## Given request:
Your task is to write out the lines from the line containing "Enumerate this screenshot's" through the last line of the material, exactly.

#####

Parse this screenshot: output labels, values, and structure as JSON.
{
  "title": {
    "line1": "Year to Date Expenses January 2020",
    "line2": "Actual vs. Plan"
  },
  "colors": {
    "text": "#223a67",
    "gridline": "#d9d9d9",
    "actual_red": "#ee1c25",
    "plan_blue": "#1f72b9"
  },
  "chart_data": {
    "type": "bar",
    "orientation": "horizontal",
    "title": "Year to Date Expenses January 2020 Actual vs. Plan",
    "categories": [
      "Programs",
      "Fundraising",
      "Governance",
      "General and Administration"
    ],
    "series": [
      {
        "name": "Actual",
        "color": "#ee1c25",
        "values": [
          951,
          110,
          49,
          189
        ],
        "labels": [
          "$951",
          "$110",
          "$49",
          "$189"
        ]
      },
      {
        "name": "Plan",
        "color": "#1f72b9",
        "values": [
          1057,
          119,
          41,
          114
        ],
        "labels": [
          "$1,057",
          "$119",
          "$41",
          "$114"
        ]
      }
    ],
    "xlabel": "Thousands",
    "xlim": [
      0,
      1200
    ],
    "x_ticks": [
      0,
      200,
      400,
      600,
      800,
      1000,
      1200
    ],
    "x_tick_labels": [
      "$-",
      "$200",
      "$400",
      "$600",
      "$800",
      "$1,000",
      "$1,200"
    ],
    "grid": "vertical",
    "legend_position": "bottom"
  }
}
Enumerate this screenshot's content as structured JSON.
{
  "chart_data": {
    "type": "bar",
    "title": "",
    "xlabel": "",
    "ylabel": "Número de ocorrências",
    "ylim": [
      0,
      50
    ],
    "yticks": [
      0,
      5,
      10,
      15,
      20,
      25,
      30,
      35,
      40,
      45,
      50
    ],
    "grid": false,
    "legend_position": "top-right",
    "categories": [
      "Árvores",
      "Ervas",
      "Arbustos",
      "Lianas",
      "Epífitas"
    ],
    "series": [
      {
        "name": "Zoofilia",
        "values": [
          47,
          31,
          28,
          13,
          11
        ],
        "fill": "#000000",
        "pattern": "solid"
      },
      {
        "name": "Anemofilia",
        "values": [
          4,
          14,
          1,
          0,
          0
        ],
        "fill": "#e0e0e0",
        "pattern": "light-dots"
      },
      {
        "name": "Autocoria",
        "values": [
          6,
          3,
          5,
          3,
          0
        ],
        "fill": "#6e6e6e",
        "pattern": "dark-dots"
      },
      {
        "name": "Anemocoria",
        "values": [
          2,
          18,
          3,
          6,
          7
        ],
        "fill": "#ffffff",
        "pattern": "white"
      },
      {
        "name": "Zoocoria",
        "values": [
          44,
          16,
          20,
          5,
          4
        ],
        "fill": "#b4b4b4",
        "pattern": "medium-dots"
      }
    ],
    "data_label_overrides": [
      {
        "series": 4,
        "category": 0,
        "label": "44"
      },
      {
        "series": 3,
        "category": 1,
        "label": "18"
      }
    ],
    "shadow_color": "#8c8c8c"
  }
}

#####

## Problem solution:
Enumerate this screenshot's content as structured JSON.
{
  "chart_data": {
    "type": "bar",
    "title": "",
    "xlabel": "",
    "ylabel": "Número de ocorrências",
    "ylim": [
      0,
      50
    ],
    "yticks": [
      0,
      5,
      10,
      15,
      20,
      25,
      30,
      35,
      40,
      45,
      50
    ],
    "grid": false,
    "legend_position": "top-right",
    "categories": [
      "Árvores",
      "Ervas",
      "Arbustos",
      "Lianas",
      "Epífitas"
    ],
    "series": [
      {
        "name": "Zoofilia",
        "values": [
          47,
          31,
          28,
          13,
          11
        ],
        "fill": "#000000",
        "pattern": "solid"
      },
      {
        "name": "Anemofilia",
        "values": [
          4,
          14,
          1,
          0,
          0
        ],
        "fill": "#e0e0e0",
        "pattern": "light-dots"
      },
      {
        "name": "Autocoria",
        "values": [
          6,
          3,
          5,
          3,
          0
        ],
        "fill": "#6e6e6e",
        "pattern": "dark-dots"
      },
      {
        "name": "Anemocoria",
        "values": [
          2,
          18,
          3,
          6,
          7
        ],
        "fill": "#ffffff",
        "pattern": "white"
      },
      {
        "name": "Zoocoria",
        "values": [
          44,
          16,
          20,
          5,
          4
        ],
        "fill": "#b4b4b4",
        "pattern": "medium-dots"
      }
    ],
    "data_label_overrides": [
      {
        "series": 4,
        "category": 0,
        "label": "44"
      },
      {
        "series": 3,
        "category": 1,
        "label": "18"
      }
    ],
    "shadow_color": "#8c8c8c"
  }
}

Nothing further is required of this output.